What you will do: Where the word "text" occurs in a line, return that line.

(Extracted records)
+++
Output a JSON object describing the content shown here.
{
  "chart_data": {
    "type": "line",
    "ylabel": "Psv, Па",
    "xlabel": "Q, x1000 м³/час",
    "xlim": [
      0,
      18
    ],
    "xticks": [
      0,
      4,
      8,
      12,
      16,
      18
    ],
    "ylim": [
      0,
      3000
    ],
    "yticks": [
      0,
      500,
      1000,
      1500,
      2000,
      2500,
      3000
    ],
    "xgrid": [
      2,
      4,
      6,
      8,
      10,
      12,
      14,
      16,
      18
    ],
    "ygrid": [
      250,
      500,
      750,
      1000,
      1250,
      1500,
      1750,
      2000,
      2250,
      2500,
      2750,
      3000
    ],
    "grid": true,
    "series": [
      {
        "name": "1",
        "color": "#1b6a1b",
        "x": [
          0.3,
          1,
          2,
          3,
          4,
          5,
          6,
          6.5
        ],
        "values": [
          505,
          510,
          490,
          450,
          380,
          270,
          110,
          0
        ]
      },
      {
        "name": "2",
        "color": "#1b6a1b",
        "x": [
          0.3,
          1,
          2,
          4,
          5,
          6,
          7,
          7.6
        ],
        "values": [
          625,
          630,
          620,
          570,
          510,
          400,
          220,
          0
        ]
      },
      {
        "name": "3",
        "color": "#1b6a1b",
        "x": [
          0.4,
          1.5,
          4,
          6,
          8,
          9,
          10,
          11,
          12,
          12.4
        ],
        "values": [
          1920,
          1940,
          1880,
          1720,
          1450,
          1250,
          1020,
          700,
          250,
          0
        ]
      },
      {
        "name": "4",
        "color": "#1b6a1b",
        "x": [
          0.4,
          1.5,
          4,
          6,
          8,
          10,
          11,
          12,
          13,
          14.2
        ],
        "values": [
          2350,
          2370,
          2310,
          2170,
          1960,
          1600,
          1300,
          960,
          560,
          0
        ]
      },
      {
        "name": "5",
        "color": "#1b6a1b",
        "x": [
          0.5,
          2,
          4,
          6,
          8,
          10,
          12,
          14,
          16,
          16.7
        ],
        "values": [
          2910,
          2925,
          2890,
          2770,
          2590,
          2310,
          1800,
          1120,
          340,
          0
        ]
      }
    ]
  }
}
+++
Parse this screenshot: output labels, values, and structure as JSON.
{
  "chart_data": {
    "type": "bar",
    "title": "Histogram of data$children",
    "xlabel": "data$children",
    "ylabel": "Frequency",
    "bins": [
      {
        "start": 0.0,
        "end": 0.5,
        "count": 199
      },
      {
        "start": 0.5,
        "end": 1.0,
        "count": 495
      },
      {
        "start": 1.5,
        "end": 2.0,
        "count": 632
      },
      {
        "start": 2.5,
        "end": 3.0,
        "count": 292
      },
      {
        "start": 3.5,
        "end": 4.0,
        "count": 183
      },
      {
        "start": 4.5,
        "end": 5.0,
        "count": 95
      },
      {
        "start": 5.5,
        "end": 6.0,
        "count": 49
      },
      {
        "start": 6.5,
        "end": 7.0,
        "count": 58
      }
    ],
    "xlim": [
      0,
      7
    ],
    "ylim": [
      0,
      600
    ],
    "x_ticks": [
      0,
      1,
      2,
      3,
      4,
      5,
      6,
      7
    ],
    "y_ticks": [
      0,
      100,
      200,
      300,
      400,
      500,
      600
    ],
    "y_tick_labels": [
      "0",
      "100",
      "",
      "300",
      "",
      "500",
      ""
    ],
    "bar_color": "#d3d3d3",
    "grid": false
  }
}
+++
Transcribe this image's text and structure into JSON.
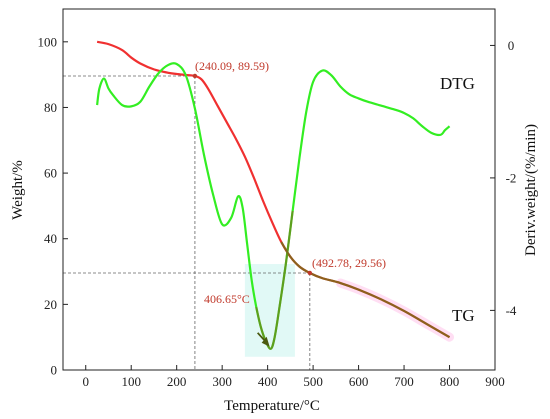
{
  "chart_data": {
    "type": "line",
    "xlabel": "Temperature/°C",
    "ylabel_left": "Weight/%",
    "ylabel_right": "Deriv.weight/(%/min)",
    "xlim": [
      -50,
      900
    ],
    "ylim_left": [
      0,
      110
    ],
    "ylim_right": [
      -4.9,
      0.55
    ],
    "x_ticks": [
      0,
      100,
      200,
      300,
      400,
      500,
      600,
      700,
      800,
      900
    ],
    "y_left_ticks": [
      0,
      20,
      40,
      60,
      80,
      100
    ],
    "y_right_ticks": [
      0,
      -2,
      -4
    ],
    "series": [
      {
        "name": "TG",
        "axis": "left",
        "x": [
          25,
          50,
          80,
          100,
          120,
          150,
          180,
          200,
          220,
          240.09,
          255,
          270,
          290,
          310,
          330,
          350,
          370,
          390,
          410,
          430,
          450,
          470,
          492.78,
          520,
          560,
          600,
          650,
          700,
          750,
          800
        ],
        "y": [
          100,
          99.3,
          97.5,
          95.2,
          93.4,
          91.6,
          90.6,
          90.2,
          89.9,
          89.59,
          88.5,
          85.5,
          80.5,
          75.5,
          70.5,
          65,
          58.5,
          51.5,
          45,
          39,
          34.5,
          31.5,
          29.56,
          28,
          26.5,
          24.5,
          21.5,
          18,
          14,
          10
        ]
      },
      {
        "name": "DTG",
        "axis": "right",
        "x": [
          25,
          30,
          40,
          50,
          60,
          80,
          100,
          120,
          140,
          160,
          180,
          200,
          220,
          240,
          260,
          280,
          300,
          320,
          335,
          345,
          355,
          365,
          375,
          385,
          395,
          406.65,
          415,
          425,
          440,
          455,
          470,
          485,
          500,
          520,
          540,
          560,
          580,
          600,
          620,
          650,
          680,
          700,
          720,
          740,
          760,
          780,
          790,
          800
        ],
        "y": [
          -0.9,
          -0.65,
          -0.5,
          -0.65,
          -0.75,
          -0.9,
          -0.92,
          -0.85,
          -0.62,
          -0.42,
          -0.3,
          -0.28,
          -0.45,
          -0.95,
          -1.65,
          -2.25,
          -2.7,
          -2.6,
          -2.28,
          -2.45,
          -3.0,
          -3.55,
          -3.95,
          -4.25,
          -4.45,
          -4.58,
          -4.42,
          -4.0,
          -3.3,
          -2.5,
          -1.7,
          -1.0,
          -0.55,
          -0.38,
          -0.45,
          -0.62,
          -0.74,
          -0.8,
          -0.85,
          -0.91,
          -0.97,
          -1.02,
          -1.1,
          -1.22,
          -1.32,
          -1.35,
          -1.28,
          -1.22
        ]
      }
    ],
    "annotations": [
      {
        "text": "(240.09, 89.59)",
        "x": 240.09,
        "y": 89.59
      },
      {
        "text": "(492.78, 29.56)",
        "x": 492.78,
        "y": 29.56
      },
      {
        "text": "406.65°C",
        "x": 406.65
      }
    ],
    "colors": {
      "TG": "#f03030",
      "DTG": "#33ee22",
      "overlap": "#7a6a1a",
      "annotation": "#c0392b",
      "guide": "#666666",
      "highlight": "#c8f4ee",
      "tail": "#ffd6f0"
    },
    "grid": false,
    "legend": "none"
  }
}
+++
Response to the task:
Transcribe this image's text and structure into JSON.
        "text": "(240.09, 89.59)",
        "text": "(492.78, 29.56)",
        "text": "406.65°C",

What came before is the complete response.